• EXTRACT PROVIDED:
* Start *
When you refer to the General Finishes Clear Poly, I assume you're referring to the Enduro Clear Poly. It's my favorite of all the water based clear coats I've tried. I started buying it from the guy out in California (Compliant Spray Systems) who originally developed it. He sold out to General Finishes some years ago.

I've agree with you about the Crosslinker. I, too, have never really been able to tell the difference with or without it. Glad to hear someone else feels the same way.

I also agree with you about sanding. They say you can sand it in 30 minutes, but, IMHO, only if you want to go through a butt load of sandpaper. I wait at least a week before sanding for additional coats and/or wet sanding, buffing and polishing.

Regarding the bluish tint, I think that it may be the depth (.010) you are applying all at once. They specifically state in the application instructions to "apply the material without flooding (2-3 mils)" and "no more than three coats per day". With the amount you are applying in one session, I think it's just taking a loooooong time to fully cure.

Just my $.02 worth.
 
When you refer to the General Finishes Clear Poly, I assume you're referring to the Enduro Clear Poly. It's my favorite of all the water based clear coats I've tried. I started buying it from the guy out in California (Compliant Spray Systems) who originally developed it. He sold out to General Finishes some years ago.

I've agree with you about the Crosslinker. I, too, have never really been able to tell the difference with or without it. Glad to hear someone else feels the same way.

I also agree with you about sanding. They say you can sand it in 30 minutes, but, IMHO, only if you want to go through a butt load of sandpaper. I wait at least a week before sanding for additional coats and/or wet sanding, buffing and polishing.
* End *
• SOURCE MATERIAL:
* Start *
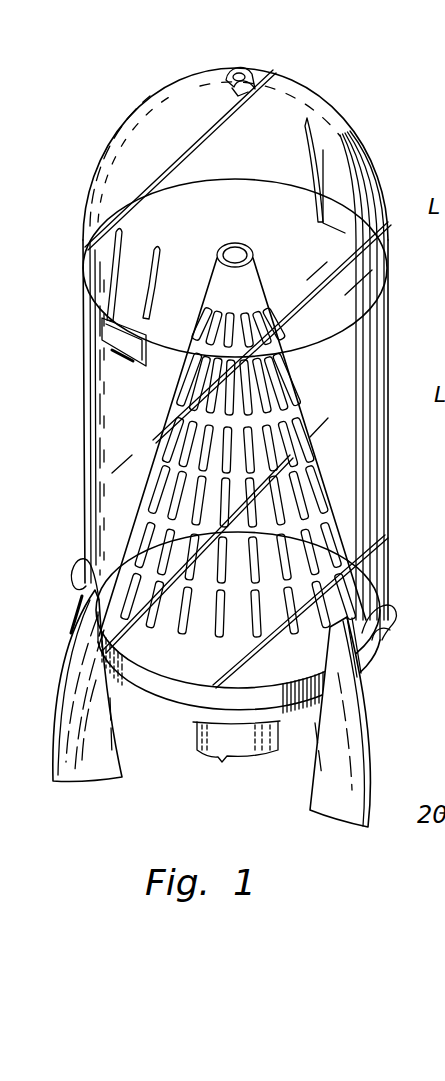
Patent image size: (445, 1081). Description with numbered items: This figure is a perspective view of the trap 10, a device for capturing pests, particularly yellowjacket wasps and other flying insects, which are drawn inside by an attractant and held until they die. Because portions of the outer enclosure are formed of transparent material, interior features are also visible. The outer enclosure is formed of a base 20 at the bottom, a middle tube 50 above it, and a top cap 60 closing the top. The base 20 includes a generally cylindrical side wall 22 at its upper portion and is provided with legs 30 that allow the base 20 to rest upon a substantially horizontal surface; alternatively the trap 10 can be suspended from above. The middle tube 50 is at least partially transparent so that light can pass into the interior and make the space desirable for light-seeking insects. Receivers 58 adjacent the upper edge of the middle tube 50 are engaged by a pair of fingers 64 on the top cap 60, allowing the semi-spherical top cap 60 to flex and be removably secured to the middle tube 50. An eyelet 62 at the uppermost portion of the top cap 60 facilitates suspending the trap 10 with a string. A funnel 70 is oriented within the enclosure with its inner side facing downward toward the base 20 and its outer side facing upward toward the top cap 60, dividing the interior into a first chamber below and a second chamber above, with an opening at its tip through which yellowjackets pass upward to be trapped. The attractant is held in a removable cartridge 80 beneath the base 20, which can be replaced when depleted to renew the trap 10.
* End *
• WORK REQUIRED:
Copy out the whole text about Enduro Clear Poly word for word.

• TASK RESPONSE:
When you refer to the General Finishes Clear Poly, I assume you're referring to the Enduro Clear Poly. It's my favorite of all the water based clear coats I've tried. I started buying it from the guy out in California (Compliant Spray Systems) who originally developed it. He sold out to General Finishes some years ago.

I've agree with you about the Crosslinker. I, too, have never really been able to tell the difference with or without it. Glad to hear someone else feels the same way.

I also agree with you about sanding. They say you can sand it in 30 minutes, but, IMHO, only if you want to go through a butt load of sandpaper. I wait at least a week before sanding for additional coats and/or wet sanding, buffing and polishing.

Regarding the bluish tint, I think that it may be the depth (.010) you are applying all at once. They specifically state in the application instructions to "apply the material without flooding (2-3 mils)" and "no more than three coats per day". With the amount you are applying in one session, I think it's just taking a loooooong time to fully cure.

Just my $.02 worth.
 
When you refer to the General Finishes Clear Poly, I assume you're referring to the Enduro Clear Poly. It's my favorite of all the water based clear coats I've tried. I started buying it from the guy out in California (Compliant Spray Systems) who originally developed it. He sold out to General Finishes some years ago.

I've agree with you about the Crosslinker. I, too, have never really been able to tell the difference with or without it. Glad to hear someone else feels the same way.

I also agree with you about sanding. They say you can sand it in 30 minutes, but, IMHO, only if you want to go through a butt load of sandpaper. I wait at least a week before sanding for additional coats and/or wet sanding, buffing and polishing.